_Source text:_
The security industry has always brimmed with the results of industry surveys, the opinions of experts wrapped up as facts and a set of industry best practices handed down over the years. If you look behind the curtains, all too often, they are just myths. Some things are from folklore passed down over time, some things are sold as convenient facts when they are really inconvenient truths and other things are just plain lies. I have looked behind the curtains and I am going to expose some of the myths of software security.
Did you know that the “shift left” movement that preaches that its cheaper to fix bugs upstream than downstream is based on a bogus study in the 70’s that probably never took place? It is. I will walk through the history so you can judge yourself. People keep saying software security is at a crisis point but little credible evidence shows that. It’s the same story that has been told in the software industry for years.
The world has gone crazy over SBOMs or software bills of materials. They are touted as a way to show what open source is in an application but there are so many ways you can circumvent them that today they are analogous to you signing off your own doctors note. I’ll show you why and how with example after example.

_Supplied material:_
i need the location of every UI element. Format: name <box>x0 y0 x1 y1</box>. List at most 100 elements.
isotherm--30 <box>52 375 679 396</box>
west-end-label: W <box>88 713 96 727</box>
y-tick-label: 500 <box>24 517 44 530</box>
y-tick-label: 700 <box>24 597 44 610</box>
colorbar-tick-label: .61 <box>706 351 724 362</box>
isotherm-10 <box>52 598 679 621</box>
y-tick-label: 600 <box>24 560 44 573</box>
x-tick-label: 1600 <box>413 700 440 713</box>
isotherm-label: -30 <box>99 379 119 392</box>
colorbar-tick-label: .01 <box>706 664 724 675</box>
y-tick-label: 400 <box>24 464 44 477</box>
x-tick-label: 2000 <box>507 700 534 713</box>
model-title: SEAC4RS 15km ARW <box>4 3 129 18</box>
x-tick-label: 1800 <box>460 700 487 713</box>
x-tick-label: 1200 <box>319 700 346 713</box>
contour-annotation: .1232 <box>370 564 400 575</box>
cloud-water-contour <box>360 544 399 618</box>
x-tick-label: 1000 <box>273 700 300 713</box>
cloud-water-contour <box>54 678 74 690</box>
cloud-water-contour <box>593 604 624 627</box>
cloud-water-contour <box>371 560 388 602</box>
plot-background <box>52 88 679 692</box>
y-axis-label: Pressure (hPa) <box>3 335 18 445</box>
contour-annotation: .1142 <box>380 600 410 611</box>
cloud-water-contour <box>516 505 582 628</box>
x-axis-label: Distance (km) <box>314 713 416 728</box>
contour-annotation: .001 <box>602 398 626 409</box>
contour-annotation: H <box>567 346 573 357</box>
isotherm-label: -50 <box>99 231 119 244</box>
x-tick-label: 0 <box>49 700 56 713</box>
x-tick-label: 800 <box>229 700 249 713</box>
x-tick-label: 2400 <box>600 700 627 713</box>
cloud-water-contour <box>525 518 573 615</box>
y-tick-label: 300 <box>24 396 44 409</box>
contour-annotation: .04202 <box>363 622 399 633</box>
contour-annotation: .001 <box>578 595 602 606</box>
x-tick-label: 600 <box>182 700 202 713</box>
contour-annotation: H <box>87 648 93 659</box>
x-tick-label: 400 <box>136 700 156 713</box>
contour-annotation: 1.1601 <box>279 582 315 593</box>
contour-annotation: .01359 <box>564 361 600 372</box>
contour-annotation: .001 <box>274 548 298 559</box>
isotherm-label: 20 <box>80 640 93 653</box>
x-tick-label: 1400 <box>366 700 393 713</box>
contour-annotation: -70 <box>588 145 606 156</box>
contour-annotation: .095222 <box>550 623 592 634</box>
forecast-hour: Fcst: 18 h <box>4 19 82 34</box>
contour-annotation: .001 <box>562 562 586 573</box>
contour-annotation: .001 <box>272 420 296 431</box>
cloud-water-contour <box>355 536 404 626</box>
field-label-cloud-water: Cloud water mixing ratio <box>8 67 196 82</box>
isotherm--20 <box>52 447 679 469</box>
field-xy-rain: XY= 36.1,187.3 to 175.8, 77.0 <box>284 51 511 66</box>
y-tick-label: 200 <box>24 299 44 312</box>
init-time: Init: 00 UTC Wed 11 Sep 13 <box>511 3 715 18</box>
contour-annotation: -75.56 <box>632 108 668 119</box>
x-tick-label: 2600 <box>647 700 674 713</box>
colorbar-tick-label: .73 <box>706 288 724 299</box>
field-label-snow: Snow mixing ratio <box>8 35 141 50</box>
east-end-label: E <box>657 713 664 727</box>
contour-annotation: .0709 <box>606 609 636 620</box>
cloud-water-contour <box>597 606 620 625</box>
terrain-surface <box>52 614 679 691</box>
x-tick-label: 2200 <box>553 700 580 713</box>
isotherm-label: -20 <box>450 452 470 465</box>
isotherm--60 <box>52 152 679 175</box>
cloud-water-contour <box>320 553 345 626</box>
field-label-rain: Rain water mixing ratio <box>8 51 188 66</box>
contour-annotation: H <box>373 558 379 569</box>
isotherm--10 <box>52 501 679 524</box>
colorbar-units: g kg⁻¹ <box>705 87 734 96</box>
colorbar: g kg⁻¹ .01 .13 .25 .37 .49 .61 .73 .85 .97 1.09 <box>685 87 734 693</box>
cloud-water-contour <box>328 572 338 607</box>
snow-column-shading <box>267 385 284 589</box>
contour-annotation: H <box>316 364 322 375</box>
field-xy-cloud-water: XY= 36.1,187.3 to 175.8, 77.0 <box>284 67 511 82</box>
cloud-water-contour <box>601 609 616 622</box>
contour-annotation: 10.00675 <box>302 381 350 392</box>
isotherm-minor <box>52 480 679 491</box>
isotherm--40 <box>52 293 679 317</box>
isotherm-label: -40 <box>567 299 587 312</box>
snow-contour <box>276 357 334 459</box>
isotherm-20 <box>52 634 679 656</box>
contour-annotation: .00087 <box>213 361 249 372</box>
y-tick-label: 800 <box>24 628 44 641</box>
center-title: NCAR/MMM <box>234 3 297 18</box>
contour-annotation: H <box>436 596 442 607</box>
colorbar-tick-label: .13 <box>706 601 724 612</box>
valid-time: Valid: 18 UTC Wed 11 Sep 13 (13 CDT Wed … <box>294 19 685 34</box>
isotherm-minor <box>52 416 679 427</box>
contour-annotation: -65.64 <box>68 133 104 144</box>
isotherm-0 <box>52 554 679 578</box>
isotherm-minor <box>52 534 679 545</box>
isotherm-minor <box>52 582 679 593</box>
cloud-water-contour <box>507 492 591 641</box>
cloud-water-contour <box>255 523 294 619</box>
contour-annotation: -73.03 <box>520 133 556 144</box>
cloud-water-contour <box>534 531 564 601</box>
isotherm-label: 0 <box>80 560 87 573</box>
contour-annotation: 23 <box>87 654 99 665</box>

_Questions on the material:_
**a)** Please duplicate part of the text on software security myths. Begin at the words "The security industry" and stop after "of software security.".
**b)** According to the text on software security myths, why are SBOMs today compared to signing off your own doctor's note?

_Completed exercise:_
**a)**
The security industry has always brimmed with the results of industry surveys, the opinions of experts wrapped up as facts and a set of industry best practices handed down over the years. If you look behind the curtains, all too often, they are just myths. Some things are from folklore passed down over time, some things are sold as convenient facts when they are really inconvenient truths and other things are just plain lies. I have looked behind the curtains and I am going to expose some of the myths of software security.

**b)** There are so many ways to circumvent SBOMs that, as things stand, they are no more trustworthy than a doctor's note you sign yourself.